*** INPUT DATA ***

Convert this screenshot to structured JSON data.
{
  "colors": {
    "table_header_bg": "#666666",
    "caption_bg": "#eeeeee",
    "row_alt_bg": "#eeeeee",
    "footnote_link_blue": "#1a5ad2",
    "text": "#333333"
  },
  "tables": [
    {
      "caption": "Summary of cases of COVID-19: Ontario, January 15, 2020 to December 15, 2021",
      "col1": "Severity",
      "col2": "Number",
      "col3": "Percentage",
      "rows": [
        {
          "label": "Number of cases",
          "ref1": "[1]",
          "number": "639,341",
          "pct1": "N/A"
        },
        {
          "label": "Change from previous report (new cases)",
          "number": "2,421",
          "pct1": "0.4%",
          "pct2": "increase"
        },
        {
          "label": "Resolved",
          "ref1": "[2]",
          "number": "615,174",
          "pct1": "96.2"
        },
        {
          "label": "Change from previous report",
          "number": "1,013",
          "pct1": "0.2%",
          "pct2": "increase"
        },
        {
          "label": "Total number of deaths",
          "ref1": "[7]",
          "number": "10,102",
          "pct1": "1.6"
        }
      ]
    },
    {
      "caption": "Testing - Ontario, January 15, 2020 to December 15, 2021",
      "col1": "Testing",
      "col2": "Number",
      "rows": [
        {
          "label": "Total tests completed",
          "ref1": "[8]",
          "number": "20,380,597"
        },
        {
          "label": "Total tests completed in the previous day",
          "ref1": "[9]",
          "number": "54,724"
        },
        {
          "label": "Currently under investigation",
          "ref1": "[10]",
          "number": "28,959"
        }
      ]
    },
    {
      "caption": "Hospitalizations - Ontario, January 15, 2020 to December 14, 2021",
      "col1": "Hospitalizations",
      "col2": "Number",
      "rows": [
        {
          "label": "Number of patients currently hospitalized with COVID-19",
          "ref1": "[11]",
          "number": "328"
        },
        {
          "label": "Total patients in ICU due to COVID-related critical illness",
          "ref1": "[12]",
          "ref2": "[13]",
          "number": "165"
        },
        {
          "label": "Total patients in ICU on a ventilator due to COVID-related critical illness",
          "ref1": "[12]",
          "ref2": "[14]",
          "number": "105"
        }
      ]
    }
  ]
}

*** End of INPUT DATA ***

**PROBLEM TO SOLVE**
If the word "December" appears in a line above, copy that line.

**YOUR SOLUTION**
      "caption": "Summary of cases of COVID-19: Ontario, January 15, 2020 to December 15, 2021",
      "caption": "Testing - Ontario, January 15, 2020 to December 15, 2021",
      "caption": "Hospitalizations - Ontario, January 15, 2020 to December 14, 2021",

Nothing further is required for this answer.